Görev listesi
1. Okuma ve matematik öğretimi üzerine yazılmış metne göre aşağıdaki ifadelerin her biri için evet ya da hayır de ve kararı belirleyen sözleri metinden olduğu gibi alıntıla. (a) Öğretmenin başarısı, çocuğun seviyesine uygun eğitim-öğretim yapıp yapmadığına göre değerlendirilmektedir. (b) Problem çözme hırsı, veli ve öğretmenin ikinci tutkusudur. (c) Erken okumaya başlatılan öğrencilerin okuma-yazma temeli doğru atılmaktadır.
2. Okuma ve matematik öğretimi üzerine yazılmış metni, son cümlesinden sonra kaldığı yerden sürdür.

Verilen metin

□ □ □ □ □

Hangi ders, ders verir?

Çocukların okumaya erken başlamasını sağlamak, öğretmen ve velilerde âdeta bir tutku, hatta hastalık hâlini almıştır. Bu sebeple öğrencilerin okuma-yazma temeli doğru atılamamaktadır. Belli kalıplar ezberletilerek bir an önce okuyan öğrenci görmek, her iki tarafı da oldukça memnun etmektedir. Olansa çocuklara olmakta, çocuklar ömür boyu anlamlı ve bilinçli okuma zevkinden mahrum bırakılmaktadırlar. Başlarda sadece okumuş olmanın zevkini yaşayanlar böylece mutlu olurken, günde, haftada veya ayda kaç kitap okunduğunun çetelesi tutulmaya başlanıp şekle ve sayıya dayalı okumanın sürdürülüyor olması sonucunda, işin öznesi olan çocuk, okuduğundan zevk alamaz hâle gelmekte ve sonuçta da okumayan biri olarak toplumdaki yerini almaktadır.

Matematikte temel olan, sayı değerlerinin kavranması ve aralarındaki ilişkinin mantık ölçüsünde nasıl işlediğinin bilinmesi ve pratikte de ihtiyaca binaen kullanılarak gündelik hayatta işe yarar hâle getirilmesidir. Sayı kavramını yerli yerine oturtmadan rakamları şeklen ve ezber olarak alelacele öğrettikten -öğretimin gerçekleşip gerçekleşmediği de kesinlikle tartışılır- sonra bir de çarpım tablosu ezberletilince, gelsin problem çözme maratonu!

Problem çözme hırsı, aynen okumada olduğu gibi veli ve öğretmenin önü alınamaz ikinci tutkusudur. Çocukların seviyesine uygun olup olmadığının ve gereğinden fazla bilgi yüklemenin, birçok yönüyle tartışmaya açık olan öğretim programlarının üzerinde matematik sorularının çözdürülmeye çalışılması, aileler arasında yarışmaya dönüştürülmüş durumdadır. Öğretmenin başarısı, çocuğun seviyesine uygun eğitim-öğretim yaptığıyla değil, ne kadar zor soru çözdürdüğü ve ne kadar çok ödev verdiğiyle değerlendirilir hâle gelmiştir.

□ □ □ □ □

Veri kesitleri

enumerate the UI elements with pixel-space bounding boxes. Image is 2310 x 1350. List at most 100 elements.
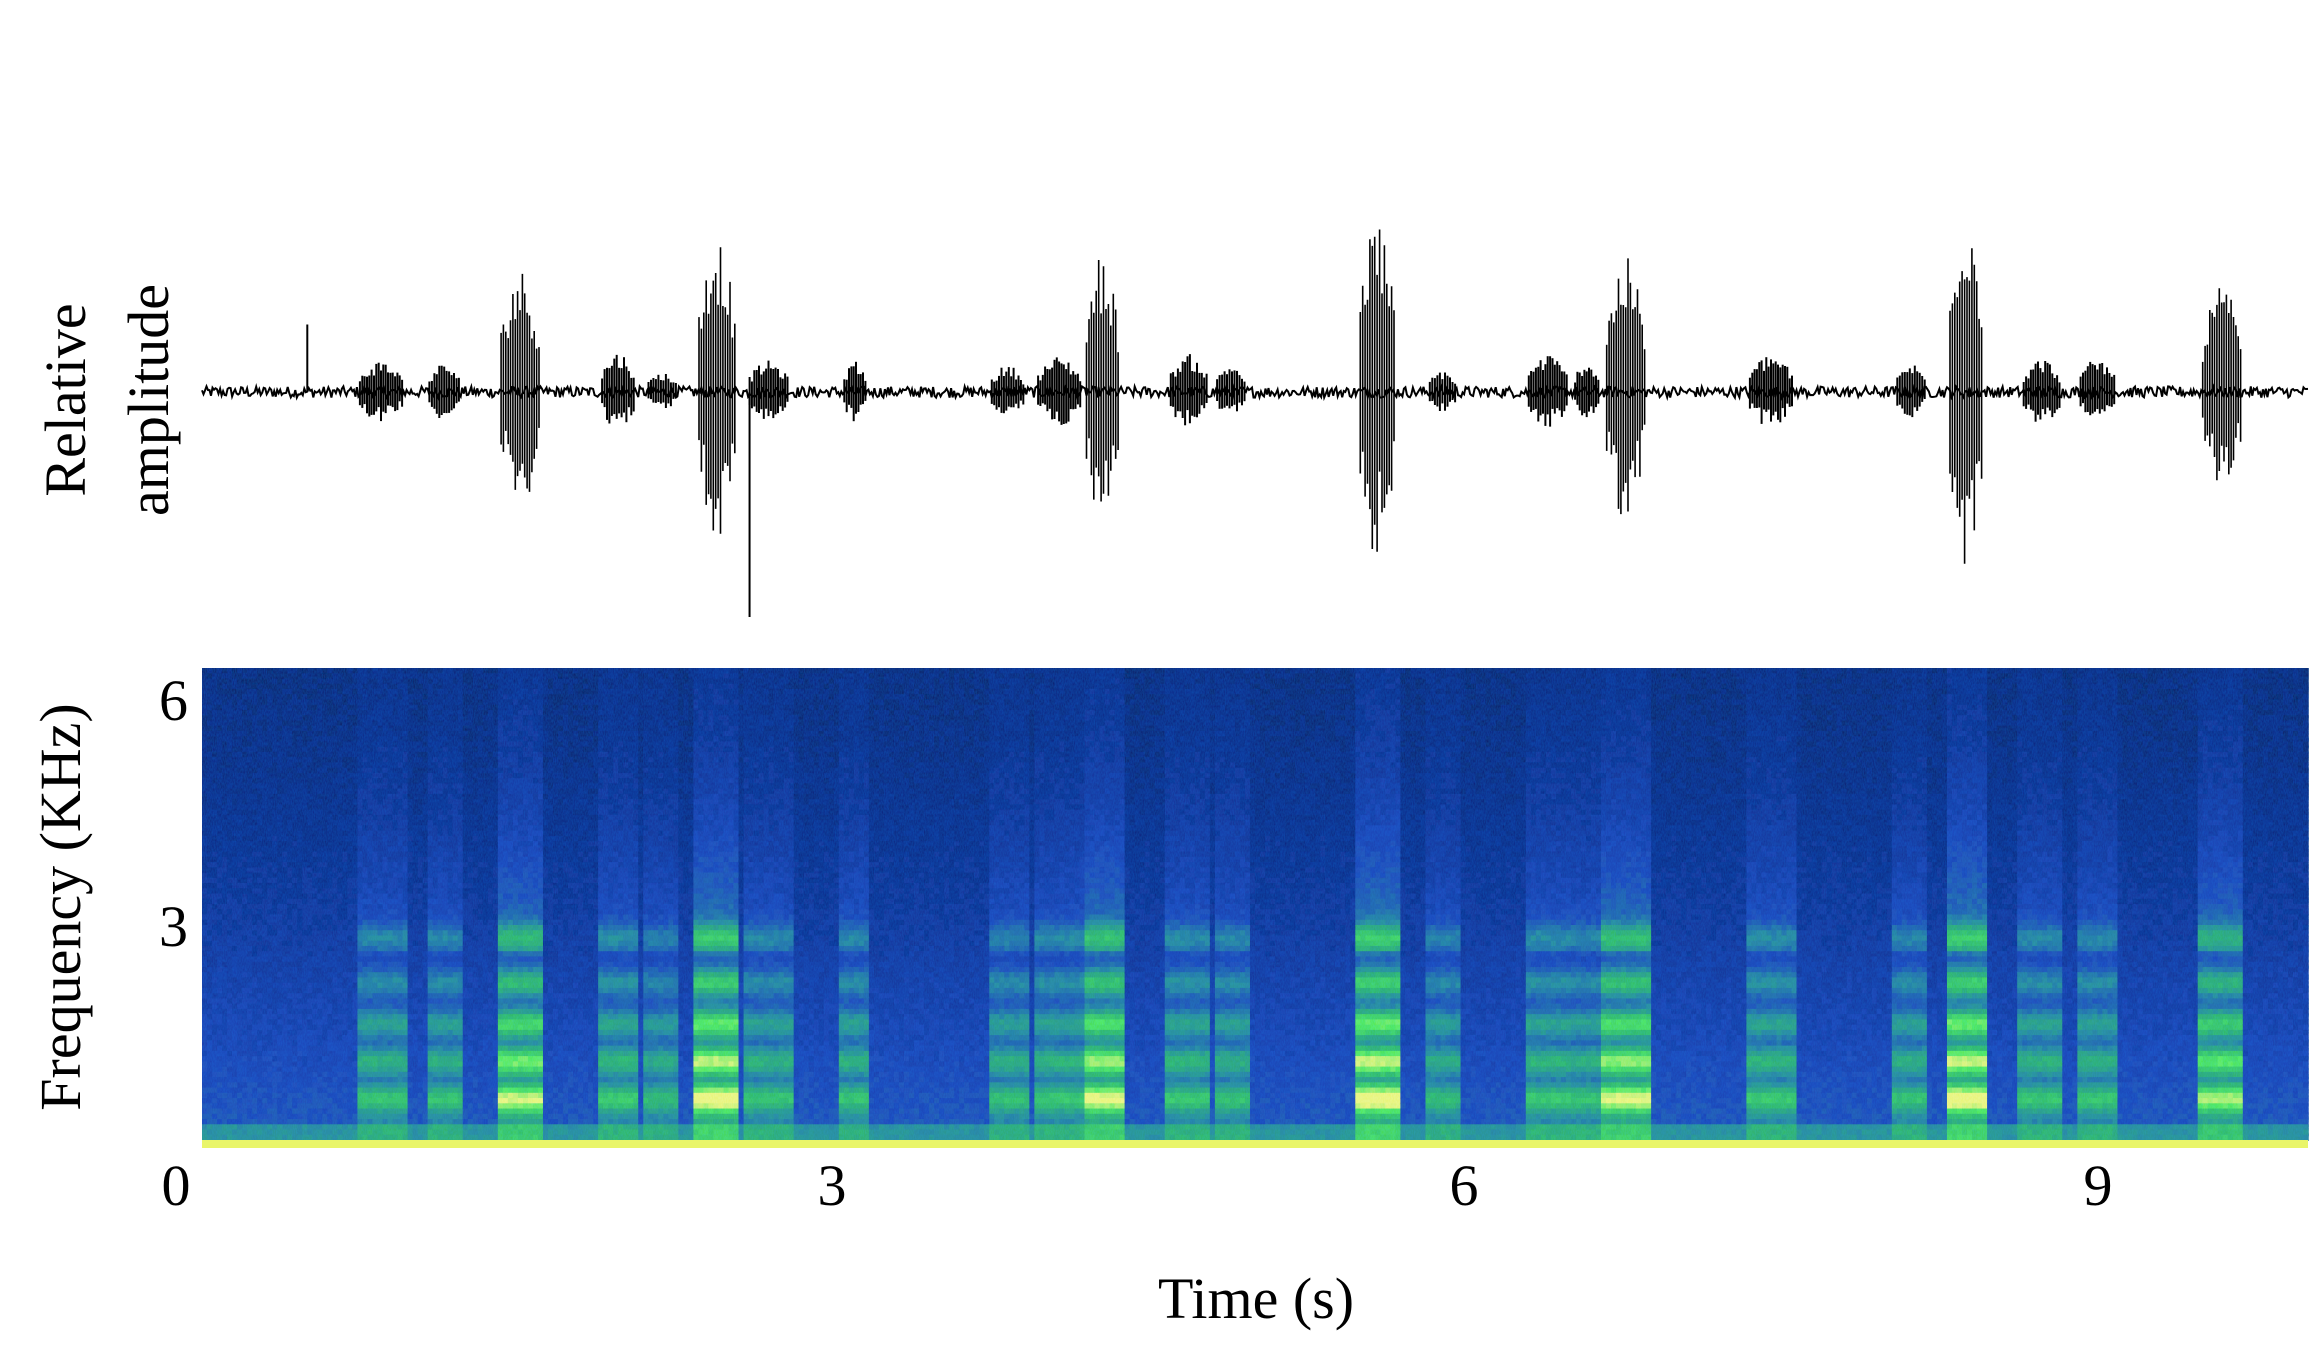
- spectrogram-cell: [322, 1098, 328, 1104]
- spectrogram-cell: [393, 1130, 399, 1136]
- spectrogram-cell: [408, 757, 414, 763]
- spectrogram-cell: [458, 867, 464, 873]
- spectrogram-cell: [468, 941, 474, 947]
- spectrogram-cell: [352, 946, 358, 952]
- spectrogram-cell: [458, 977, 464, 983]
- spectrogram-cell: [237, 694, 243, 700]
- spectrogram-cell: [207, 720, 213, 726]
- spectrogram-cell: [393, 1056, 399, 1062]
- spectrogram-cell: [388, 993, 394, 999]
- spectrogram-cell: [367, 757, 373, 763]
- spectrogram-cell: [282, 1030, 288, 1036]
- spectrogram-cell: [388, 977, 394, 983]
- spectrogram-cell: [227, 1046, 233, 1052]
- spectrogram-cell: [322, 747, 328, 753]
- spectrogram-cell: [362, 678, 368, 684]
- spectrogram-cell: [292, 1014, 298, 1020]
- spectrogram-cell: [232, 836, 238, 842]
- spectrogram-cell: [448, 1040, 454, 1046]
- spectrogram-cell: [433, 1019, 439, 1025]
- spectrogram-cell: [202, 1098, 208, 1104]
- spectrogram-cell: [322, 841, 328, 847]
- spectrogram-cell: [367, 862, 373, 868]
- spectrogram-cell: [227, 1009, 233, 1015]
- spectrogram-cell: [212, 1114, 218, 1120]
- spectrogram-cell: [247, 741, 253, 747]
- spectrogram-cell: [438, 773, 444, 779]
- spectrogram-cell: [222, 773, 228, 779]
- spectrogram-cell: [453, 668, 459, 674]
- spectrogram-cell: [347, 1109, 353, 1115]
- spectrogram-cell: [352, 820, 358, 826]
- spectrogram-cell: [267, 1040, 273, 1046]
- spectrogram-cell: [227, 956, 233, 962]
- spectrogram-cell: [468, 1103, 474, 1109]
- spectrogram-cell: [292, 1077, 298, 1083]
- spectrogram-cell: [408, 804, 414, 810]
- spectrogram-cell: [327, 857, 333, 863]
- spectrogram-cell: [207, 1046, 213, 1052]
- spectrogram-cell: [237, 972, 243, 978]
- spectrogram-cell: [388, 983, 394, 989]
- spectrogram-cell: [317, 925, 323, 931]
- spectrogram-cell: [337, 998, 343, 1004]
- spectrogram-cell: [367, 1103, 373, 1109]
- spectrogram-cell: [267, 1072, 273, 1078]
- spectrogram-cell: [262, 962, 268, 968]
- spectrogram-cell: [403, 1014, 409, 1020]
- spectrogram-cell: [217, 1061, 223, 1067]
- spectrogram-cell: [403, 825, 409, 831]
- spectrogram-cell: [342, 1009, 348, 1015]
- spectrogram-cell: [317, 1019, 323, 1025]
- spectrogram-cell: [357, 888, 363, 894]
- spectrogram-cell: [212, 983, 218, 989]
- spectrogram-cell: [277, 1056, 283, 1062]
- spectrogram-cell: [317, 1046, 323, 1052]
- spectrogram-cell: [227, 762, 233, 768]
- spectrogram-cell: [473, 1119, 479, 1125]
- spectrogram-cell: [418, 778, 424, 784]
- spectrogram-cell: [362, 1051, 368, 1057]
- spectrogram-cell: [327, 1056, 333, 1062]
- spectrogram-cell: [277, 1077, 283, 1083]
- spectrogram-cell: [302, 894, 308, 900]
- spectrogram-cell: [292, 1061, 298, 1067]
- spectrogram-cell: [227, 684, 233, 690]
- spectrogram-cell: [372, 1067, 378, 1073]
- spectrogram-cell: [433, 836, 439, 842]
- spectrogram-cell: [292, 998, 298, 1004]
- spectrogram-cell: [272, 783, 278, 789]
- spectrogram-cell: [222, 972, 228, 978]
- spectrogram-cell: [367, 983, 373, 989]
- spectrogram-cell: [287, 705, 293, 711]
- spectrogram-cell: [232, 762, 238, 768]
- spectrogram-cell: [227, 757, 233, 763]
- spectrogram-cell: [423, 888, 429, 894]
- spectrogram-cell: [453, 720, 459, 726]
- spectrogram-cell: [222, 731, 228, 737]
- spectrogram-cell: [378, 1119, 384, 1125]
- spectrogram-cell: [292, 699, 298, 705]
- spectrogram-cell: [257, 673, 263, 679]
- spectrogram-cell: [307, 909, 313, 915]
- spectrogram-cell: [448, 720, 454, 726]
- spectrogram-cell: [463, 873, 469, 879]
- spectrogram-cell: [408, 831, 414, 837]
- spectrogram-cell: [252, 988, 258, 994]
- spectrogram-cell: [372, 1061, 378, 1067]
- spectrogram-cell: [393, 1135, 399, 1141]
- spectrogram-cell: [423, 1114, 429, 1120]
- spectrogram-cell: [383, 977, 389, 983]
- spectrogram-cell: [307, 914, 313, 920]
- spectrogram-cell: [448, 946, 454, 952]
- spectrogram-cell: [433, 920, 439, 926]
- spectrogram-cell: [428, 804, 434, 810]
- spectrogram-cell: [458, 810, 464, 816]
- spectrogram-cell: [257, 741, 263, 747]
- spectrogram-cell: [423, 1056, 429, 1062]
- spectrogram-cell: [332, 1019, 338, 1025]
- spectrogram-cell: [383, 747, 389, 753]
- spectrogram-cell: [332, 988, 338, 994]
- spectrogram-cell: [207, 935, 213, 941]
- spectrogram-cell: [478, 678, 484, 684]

□ □ □ □ □

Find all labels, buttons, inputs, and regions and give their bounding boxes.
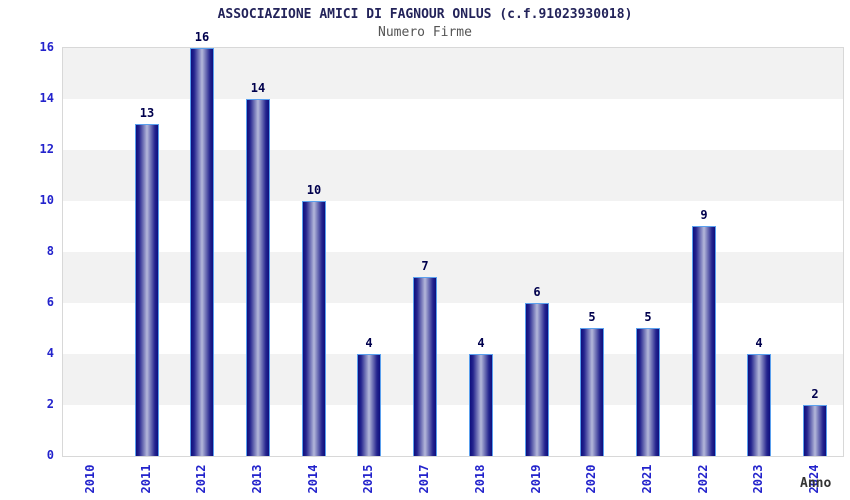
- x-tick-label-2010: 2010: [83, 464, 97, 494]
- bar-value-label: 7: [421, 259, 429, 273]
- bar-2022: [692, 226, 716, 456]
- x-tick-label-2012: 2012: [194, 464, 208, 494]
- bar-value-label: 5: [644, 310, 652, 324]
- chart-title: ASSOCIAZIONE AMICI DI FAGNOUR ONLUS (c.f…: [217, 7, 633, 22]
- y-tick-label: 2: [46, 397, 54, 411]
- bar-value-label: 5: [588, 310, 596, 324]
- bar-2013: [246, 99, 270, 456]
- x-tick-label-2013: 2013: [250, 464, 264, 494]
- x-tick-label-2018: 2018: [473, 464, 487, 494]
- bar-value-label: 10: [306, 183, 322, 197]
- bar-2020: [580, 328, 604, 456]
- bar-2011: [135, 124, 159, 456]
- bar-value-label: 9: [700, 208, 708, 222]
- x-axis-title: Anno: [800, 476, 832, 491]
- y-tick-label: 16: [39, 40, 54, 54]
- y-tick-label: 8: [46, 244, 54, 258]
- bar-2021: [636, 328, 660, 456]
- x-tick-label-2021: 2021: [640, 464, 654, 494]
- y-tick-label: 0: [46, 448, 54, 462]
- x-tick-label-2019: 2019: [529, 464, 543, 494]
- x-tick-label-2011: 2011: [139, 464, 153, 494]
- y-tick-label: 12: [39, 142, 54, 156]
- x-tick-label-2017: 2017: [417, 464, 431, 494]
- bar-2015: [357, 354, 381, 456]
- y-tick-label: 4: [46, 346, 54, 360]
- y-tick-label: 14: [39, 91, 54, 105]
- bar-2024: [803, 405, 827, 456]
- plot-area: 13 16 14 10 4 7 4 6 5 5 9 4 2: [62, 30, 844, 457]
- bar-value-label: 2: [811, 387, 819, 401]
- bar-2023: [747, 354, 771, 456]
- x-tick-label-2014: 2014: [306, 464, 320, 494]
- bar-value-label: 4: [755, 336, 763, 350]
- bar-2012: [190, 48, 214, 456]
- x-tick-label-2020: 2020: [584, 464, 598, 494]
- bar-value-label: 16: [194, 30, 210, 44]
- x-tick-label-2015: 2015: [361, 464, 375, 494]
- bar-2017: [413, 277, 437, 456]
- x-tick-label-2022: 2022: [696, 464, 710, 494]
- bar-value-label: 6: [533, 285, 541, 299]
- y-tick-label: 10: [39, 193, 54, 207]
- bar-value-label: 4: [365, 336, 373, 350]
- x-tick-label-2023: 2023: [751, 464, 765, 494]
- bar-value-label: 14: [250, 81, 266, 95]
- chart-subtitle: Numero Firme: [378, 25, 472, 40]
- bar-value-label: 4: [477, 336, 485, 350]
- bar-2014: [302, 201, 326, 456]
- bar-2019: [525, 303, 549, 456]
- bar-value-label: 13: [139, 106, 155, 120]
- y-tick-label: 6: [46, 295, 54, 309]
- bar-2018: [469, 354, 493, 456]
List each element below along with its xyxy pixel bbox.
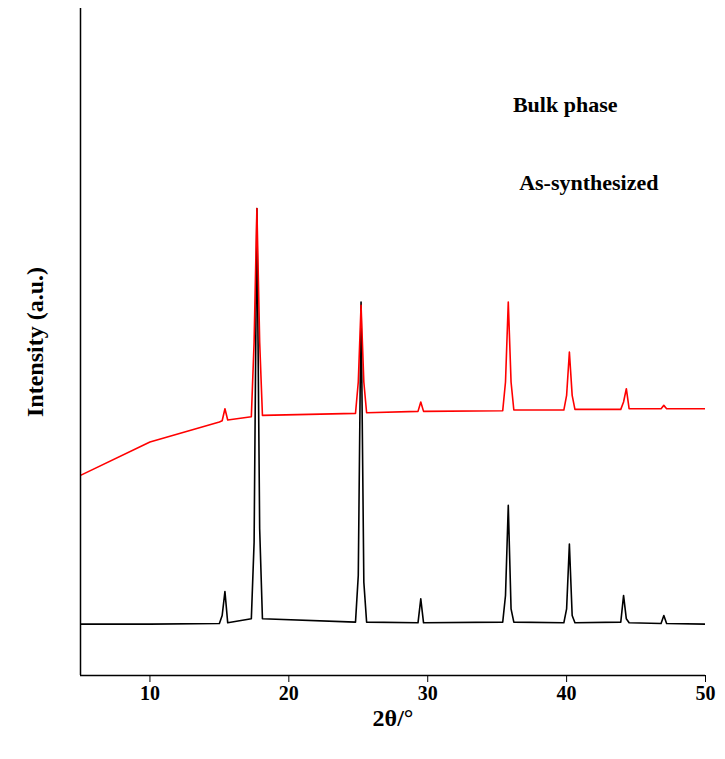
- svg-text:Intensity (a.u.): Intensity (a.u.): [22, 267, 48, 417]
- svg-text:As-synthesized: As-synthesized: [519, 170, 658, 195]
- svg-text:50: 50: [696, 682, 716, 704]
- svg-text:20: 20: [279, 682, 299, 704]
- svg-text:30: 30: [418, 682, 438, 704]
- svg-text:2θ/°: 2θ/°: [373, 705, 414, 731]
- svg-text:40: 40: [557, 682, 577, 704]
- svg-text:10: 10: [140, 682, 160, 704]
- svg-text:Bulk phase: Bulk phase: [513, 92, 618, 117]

□ □ □ □ □

Sonuçlar
1.
(a) Hayır: "Öğretmenin başarısı, çocuğun seviyesine uygun eğitim-öğretim yaptığıyla değil, ne kadar zor soru çözdürdüğü ve ne kadar çok ödev verdiğiyle değerlendirilir hâle gelmiştir."
(b) Evet: "Problem çözme hırsı, aynen okumada olduğu gibi veli ve öğretmenin önü alınamaz ikinci tutkusudur."
(c) Hayır: "Bu sebeple öğrencilerin okuma-yazma temeli doğru atılamamaktadır."

2.
Resim, müzik, beden eğitimi ve diğer temel yetenek derslerinin Türkçe ve matematik derslerine feda edilmesinde hiçbir mahzur görülmemektedir. Çocuğun estetik ruhunu geliştirmesine ve edebî zevki yakalamasına, sportif faaliyetler sayesinde fiziksel enerjisini boşaltmaya imkân bulmasına fırsat vermeden çocukluk ve gençlik yıllarını heder etmesine sebep olunmaktadır. Teorik dersler, sabahtan akşama kadar okulda öğretmen, akşamdan gecenin geç saatine kadar ebeveyn tarafından tekrar üstüne tekrar yaptırılarak, çocuklar eğitimden nefret edene kadar sürdürülür olmuştur. Bunun sonucu olarak da çocuk, lisede dahi dört işlemi yapamayan, okuduğunu anlamakta zorlandığı gibi meramını anlatacak bir dilekçe yazamayan, herhangi bir konuda hiçbir becerisi olmayan diplomalı insanlar topluluğunun okuma ve hesap bilmez üyesi olarak hayatını sürdürmek durumunda kalmaktadır.

İki temel ders üzerinde kısaca durmaya çalıştım, ancak diğer derslerde de farklı işlem yapıldığını söylemek çok zor. Bütün öğretim kademelerinde, fırsat bulunursa kitaplarda, ne kadar ansiklopedik bilgi varsa öğretilmeye çalışılmakta, bilgi hamalı nesiller yetiştirilmektedir. Ders kitapları yetmezmiş gibi, ticarî getirimi ön plâna alarak piyasaya sürülmüş olan, eğitimle hiçbir alâkası olmayan yan kaynaklarla bilgi hamallığı zirveye ulaştırılmaktadır. Çocuğa, hayatında ne kadar gerekli olacağı, hangi problemi çözmede işe yarayacağı düşünülmeden bilgi yüklenmeye devam edilmektedir.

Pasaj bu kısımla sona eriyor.